[Source extract]
· · ·
Название: Forgotten Trials of the Holocaust
Автор: Michael J. Bazyler
Издательство: Ingram
Жанр: Юриспруденция, право
isbn: 9781479849932
isbn:
I realize that the destruction of this system would be an act of justice. I am young. Life is still only beginning with me. I request you to spare my life so that I may devote myself to the struggle against that system.49
The tribunal judges returned with a verdict later that evening. All four defendants were found guilty. The tribunal described the individual guilt of each defendant as follows:
• Wilhelm Langheld … personally fabricated a number of cases in which about 100 perfectly innocent Soviet war prisoners and civilians were shot.
• Hans Ritz … directed the shootings carried out by the S.D. Sonderkommando in Taganrog, and during the examination of prisoners beat them up with ramrods and rubber truncheons, thus trying to extort from them false statements.
• Reinhard Retzlaff … tried to extort from them [Soviet civilians] false statements by means of torture—plucking out their hair and torturing them with needles, drew up fictitious reports in the case of 28 arrested Soviet citizens…. He personally drove into the “murder van” Soviet citizens doomed to death, accompanied the “murder van” to the place of unloading and took part in the burning of bodies of asphyxiated people.
• Mikhail Petrovich Bulanov, having betrayed the Socialist motherland, voluntarily sided with the enemy, joined the German service as a chauffeur with the Kharkov Gestapo branch, personally took part in the extermination of Soviet citizens by means of the “murder van,” drove peaceful Soviet citizens to the place of shooting and took part in the shooting of sixty children.50
All four defendants were sentenced to death by hanging, with no right to appeal. As Stevens observes: “The sentence of hanging was read by the chief judge around midnight, in a final blaze of klieg projectors.”51
The next morning, on December 19, 1943, at 11 a.m., the defendants were publicly hanged in Kharkov City Square. Stevens describes the hanging:
It was all over in a few moments. The defendants were hoisted into the back of four open trucks and stood on stools. Then the nooses were looped around their necks. There was no blindfolding. During the preliminaries three of the four prisoners had to be propped up. Bulanov had fainted; Ritz and Retsalu [Retzlaff] had turned pasty white; they drooled at the mouths and their knees gave way. Only Langheld, the old soldier, remained stiff as a ramrod throughout, never once flinching. Once the nooses had been adjusted, at a signal the trucks pulled away and the four were left dangling and kicking in mid air.52
In 1944, the Soviet Union released a full-length documentary of the trial, which was screened throughout the Soviet Union and also in London and New York. Seven months after the trial, Life magazine published a full two-page spread with photos (taken from the documentary film stills) and brief descriptions of the trial and its participants.
· · ·
[Required tasks]
1. Print the part of the Kharkov trial excerpt starting with "Название: Forgotten Trials" and going on through "civilians were shot.".
2. According to the Kharkov trial excerpt, at what time on December 19, 1943, were the defendants publicly hanged?

[Data shown]
· · ·
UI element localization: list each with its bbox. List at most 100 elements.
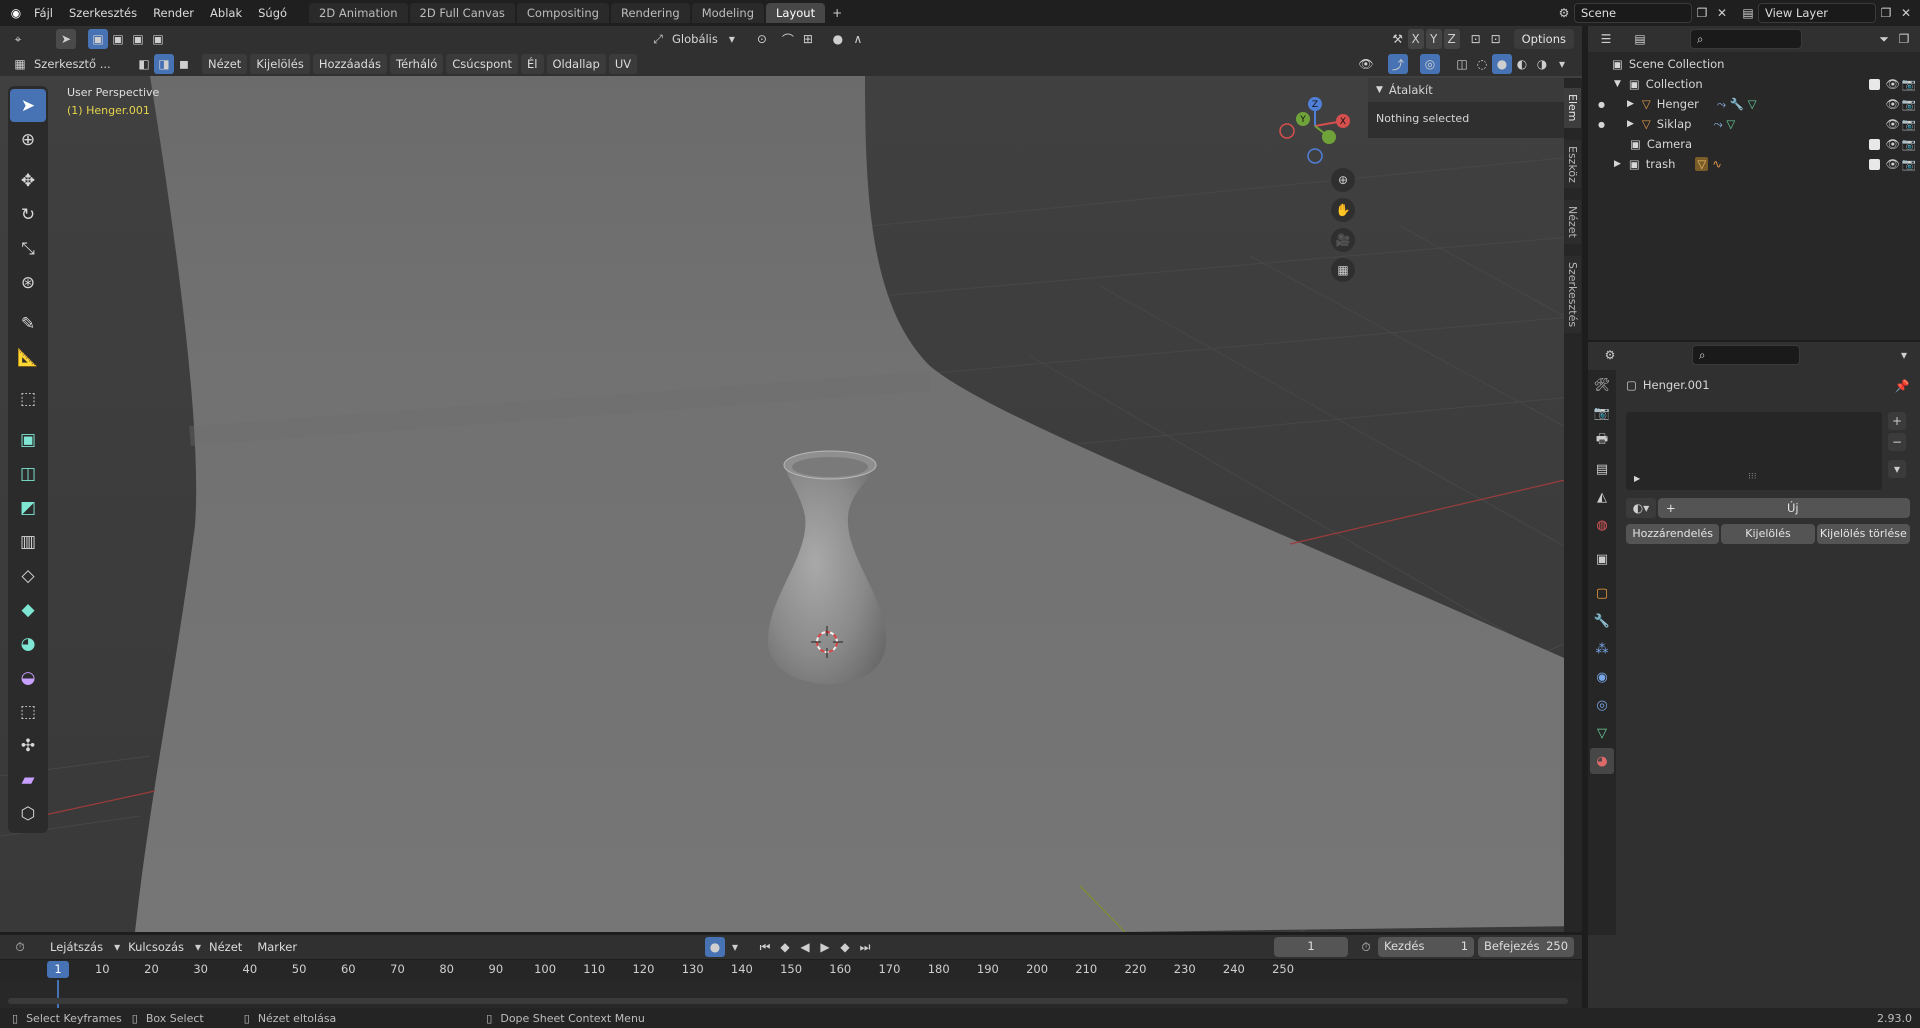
· · ·
[Task-by-task results]
1.
Название: Forgotten Trials of the Holocaust
Автор: Michael J. Bazyler
Издательство: Ingram
Жанр: Юриспруденция, право
isbn: 9781479849932
isbn:
I realize that the destruction of this system would be an act of justice. I am young. Life is still only beginning with me. I request you to spare my life so that I may devote myself to the struggle against that system.49
The tribunal judges returned with a verdict later that evening. All four defendants were found guilty. The tribunal described the individual guilt of each defendant as follows:
• Wilhelm Langheld … personally fabricated a number of cases in which about 100 perfectly innocent Soviet war prisoners and civilians were shot.

2. At 11 a.m.